TASK
Copy each line of the records that contains the word "sécurité".

## Start INFORMATION SUPPLIED

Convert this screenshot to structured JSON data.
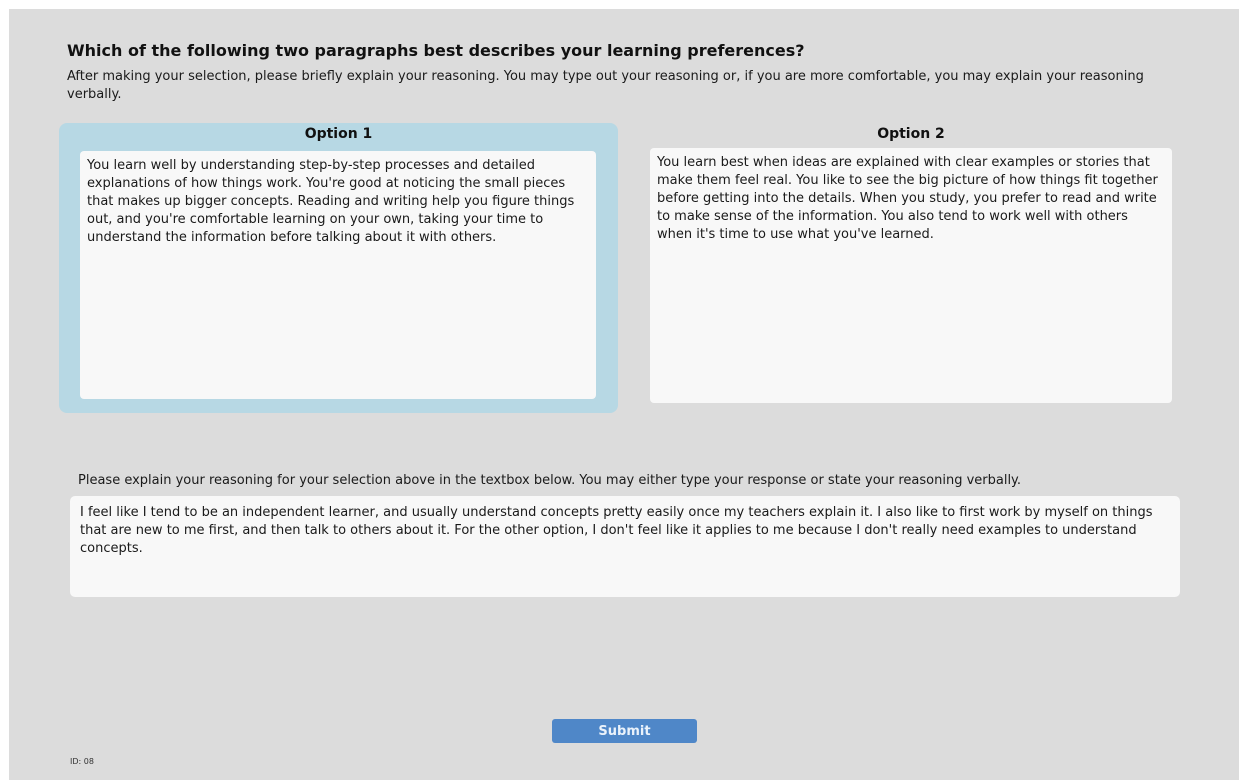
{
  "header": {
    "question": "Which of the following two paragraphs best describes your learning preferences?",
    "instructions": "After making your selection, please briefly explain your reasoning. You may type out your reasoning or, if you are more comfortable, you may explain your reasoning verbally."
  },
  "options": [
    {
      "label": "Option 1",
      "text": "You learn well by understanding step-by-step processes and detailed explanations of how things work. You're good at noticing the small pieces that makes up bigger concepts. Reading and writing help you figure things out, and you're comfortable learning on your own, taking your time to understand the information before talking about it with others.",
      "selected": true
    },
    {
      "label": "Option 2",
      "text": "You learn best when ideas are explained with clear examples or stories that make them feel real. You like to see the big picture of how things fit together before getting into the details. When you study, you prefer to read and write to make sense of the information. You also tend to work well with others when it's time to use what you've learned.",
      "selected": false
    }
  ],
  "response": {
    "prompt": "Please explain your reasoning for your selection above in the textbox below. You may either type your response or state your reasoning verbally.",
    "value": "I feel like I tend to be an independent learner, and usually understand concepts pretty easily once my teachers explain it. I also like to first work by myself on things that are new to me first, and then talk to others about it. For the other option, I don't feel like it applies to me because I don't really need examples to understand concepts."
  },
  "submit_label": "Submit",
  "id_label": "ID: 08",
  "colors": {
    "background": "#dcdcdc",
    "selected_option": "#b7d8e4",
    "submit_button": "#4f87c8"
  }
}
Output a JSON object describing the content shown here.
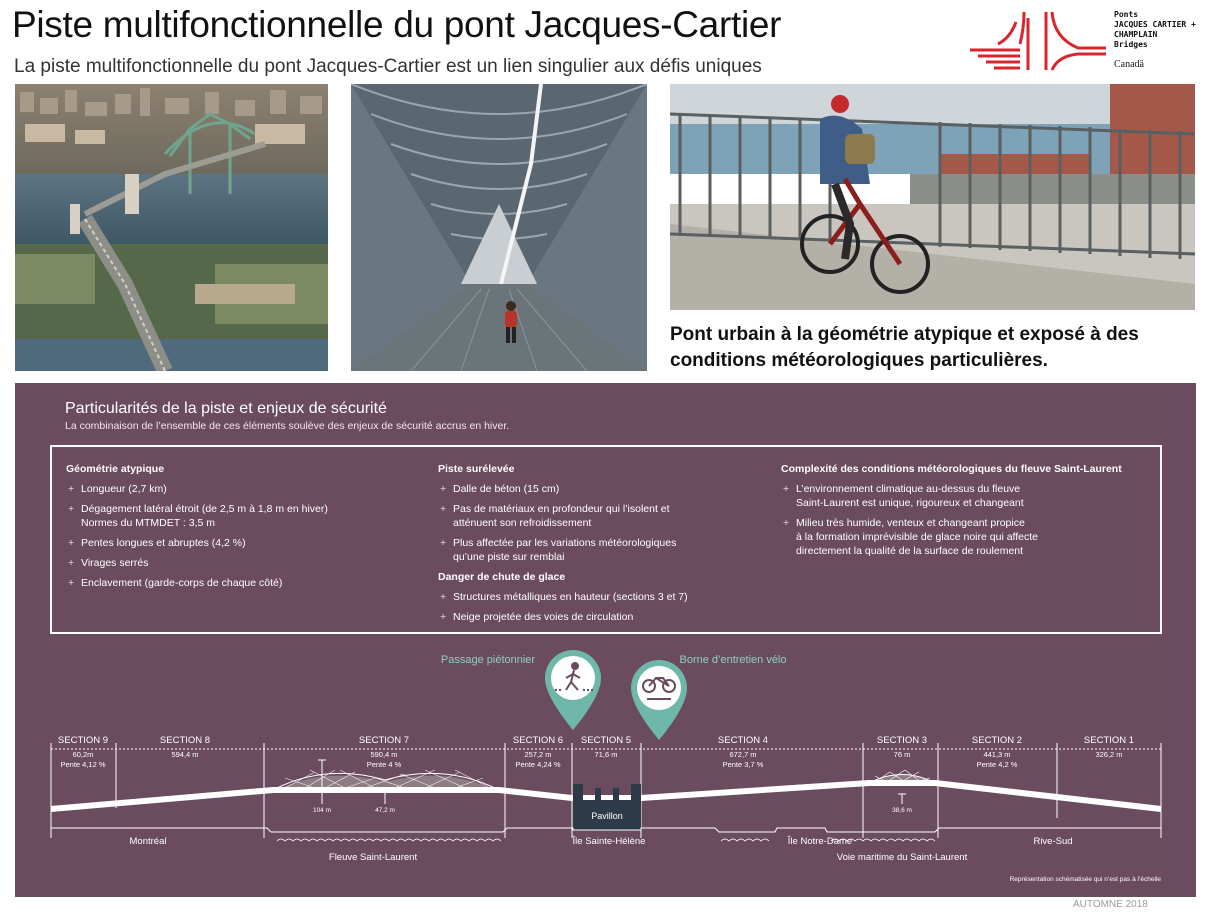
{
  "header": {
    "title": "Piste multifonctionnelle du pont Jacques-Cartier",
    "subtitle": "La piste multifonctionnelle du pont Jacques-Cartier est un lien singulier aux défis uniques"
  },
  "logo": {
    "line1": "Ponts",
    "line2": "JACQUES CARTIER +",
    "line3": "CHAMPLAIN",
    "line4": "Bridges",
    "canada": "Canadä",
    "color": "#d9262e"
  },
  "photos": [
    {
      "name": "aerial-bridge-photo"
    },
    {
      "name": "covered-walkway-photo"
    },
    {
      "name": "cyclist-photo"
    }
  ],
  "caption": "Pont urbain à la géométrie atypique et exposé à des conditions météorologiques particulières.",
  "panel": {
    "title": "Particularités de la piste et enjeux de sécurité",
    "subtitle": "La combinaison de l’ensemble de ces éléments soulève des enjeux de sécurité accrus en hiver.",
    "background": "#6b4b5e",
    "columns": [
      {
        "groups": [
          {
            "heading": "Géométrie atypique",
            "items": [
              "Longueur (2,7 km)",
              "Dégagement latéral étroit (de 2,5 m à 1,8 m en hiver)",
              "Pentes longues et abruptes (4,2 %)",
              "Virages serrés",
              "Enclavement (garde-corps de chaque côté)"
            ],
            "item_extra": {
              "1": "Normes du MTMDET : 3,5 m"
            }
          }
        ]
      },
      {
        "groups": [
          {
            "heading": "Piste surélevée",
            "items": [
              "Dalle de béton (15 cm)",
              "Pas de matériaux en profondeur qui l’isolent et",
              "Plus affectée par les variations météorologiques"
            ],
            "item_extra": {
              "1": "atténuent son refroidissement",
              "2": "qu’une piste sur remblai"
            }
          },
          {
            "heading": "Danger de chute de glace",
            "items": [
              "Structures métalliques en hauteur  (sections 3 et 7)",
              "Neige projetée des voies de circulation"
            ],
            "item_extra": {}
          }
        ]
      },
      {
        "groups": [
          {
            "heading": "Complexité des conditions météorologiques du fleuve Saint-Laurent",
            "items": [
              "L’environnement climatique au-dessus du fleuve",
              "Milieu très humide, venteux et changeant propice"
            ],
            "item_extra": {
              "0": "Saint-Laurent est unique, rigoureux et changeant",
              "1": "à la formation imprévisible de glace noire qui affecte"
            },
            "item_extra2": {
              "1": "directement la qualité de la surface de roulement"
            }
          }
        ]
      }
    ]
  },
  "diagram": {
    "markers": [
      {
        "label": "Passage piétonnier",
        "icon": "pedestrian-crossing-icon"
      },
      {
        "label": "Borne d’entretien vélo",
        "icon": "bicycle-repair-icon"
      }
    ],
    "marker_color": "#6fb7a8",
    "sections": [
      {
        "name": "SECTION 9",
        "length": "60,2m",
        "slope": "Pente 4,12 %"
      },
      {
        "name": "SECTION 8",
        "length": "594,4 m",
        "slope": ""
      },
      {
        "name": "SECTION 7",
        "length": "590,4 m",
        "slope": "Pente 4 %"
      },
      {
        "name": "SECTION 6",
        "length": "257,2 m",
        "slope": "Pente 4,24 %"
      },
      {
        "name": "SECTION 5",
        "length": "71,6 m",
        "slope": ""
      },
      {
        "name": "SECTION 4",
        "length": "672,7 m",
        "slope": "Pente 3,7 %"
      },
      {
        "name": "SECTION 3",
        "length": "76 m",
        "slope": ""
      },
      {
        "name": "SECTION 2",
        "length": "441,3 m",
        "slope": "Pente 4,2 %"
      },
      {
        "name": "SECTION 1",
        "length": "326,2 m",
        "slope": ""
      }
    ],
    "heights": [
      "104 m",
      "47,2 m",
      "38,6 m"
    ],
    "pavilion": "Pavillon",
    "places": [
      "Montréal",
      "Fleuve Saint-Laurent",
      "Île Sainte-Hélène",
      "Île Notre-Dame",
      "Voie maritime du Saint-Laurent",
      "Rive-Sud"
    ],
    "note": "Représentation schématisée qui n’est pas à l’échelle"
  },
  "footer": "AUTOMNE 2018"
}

## End INFORMATION SUPPLIED

ANSWER TO THE PROBLEM
    "title": "Particularités de la piste et enjeux de sécurité",
    "subtitle": "La combinaison de l’ensemble de ces éléments soulève des enjeux de sécurité accrus en hiver.",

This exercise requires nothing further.